Here are some entries; quote each one exactly.

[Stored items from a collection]
━━━━━━

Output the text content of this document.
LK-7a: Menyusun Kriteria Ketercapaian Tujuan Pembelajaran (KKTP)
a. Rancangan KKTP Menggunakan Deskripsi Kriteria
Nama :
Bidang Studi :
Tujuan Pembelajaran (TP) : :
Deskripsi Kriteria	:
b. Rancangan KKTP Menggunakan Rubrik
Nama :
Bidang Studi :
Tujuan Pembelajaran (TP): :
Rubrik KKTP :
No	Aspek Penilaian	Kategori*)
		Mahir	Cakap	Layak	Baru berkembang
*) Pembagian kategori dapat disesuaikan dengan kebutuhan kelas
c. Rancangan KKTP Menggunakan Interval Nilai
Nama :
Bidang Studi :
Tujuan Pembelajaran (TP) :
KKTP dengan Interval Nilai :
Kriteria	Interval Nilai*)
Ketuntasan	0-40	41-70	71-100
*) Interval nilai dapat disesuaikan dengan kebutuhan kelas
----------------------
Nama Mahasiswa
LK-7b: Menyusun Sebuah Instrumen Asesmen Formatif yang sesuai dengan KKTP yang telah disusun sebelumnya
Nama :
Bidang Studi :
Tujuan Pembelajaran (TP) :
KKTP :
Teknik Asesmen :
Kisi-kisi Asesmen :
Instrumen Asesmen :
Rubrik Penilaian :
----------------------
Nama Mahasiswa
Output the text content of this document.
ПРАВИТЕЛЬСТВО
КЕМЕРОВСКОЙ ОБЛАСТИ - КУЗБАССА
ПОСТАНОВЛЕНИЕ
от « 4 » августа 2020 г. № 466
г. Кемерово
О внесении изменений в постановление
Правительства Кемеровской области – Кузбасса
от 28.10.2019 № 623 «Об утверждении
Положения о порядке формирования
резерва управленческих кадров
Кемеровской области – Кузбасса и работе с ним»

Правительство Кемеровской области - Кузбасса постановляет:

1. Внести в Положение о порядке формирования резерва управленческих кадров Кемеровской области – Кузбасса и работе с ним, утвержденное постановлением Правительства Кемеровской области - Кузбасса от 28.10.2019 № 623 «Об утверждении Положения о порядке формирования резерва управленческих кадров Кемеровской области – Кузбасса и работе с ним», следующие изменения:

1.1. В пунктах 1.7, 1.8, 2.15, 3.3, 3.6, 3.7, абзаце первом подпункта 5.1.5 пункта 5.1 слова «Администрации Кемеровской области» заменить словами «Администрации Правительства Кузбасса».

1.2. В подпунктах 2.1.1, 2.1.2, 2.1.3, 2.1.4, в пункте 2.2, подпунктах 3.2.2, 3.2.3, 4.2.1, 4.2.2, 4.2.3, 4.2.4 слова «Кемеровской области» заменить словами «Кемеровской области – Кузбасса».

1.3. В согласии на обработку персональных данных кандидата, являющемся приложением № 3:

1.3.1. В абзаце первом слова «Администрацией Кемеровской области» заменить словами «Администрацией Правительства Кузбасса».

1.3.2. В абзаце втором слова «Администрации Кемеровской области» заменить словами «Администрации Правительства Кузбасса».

━━━━━━

# RESPONSE
Output the text content of this document.
LK-7a: Menyusun Kriteria Ketercapaian Tujuan Pembelajaran (KKTP)
a. Rancangan KKTP Menggunakan Deskripsi Kriteria
Nama :
Bidang Studi :
Tujuan Pembelajaran (TP) : :
Deskripsi Kriteria	:
b. Rancangan KKTP Menggunakan Rubrik
Nama :
Bidang Studi :
Tujuan Pembelajaran (TP): :
Rubrik KKTP :
No	Aspek Penilaian	Kategori*)
		Mahir	Cakap	Layak	Baru berkembang
*) Pembagian kategori dapat disesuaikan dengan kebutuhan kelas
c. Rancangan KKTP Menggunakan Interval Nilai
Nama :
Bidang Studi :
Tujuan Pembelajaran (TP) :
KKTP dengan Interval Nilai :
Kriteria	Interval Nilai*)
Ketuntasan	0-40	41-70	71-100
*) Interval nilai dapat disesuaikan dengan kebutuhan kelas
----------------------
Nama Mahasiswa
LK-7b: Menyusun Sebuah Instrumen Asesmen Formatif yang sesuai dengan KKTP yang telah disusun sebelumnya
Nama :
Bidang Studi :
Tujuan Pembelajaran (TP) :
KKTP :
Teknik Asesmen :
Kisi-kisi Asesmen :
Instrumen Asesmen :
Rubrik Penilaian :
----------------------
Nama Mahasiswa
Output the text content of this document.
ПРАВИТЕЛЬСТВО
КЕМЕРОВСКОЙ ОБЛАСТИ - КУЗБАССА
ПОСТАНОВЛЕНИЕ
от « 4 » августа 2020 г. № 466
г. Кемерово
О внесении изменений в постановление
Правительства Кемеровской области – Кузбасса
от 28.10.2019 № 623 «Об утверждении
Положения о порядке формирования
резерва управленческих кадров
Кемеровской области – Кузбасса и работе с ним»

Правительство Кемеровской области - Кузбасса постановляет:

1. Внести в Положение о порядке формирования резерва управленческих кадров Кемеровской области – Кузбасса и работе с ним, утвержденное постановлением Правительства Кемеровской области - Кузбасса от 28.10.2019 № 623 «Об утверждении Положения о порядке формирования резерва управленческих кадров Кемеровской области – Кузбасса и работе с ним», следующие изменения:

1.1. В пунктах 1.7, 1.8, 2.15, 3.3, 3.6, 3.7, абзаце первом подпункта 5.1.5 пункта 5.1 слова «Администрации Кемеровской области» заменить словами «Администрации Правительства Кузбасса».

1.2. В подпунктах 2.1.1, 2.1.2, 2.1.3, 2.1.4, в пункте 2.2, подпунктах 3.2.2, 3.2.3, 4.2.1, 4.2.2, 4.2.3, 4.2.4 слова «Кемеровской области» заменить словами «Кемеровской области – Кузбасса».

1.3. В согласии на обработку персональных данных кандидата, являющемся приложением № 3:

1.3.1. В абзаце первом слова «Администрацией Кемеровской области» заменить словами «Администрацией Правительства Кузбасса».

1.3.2. В абзаце втором слова «Администрации Кемеровской области» заменить словами «Администрации Правительства Кузбасса».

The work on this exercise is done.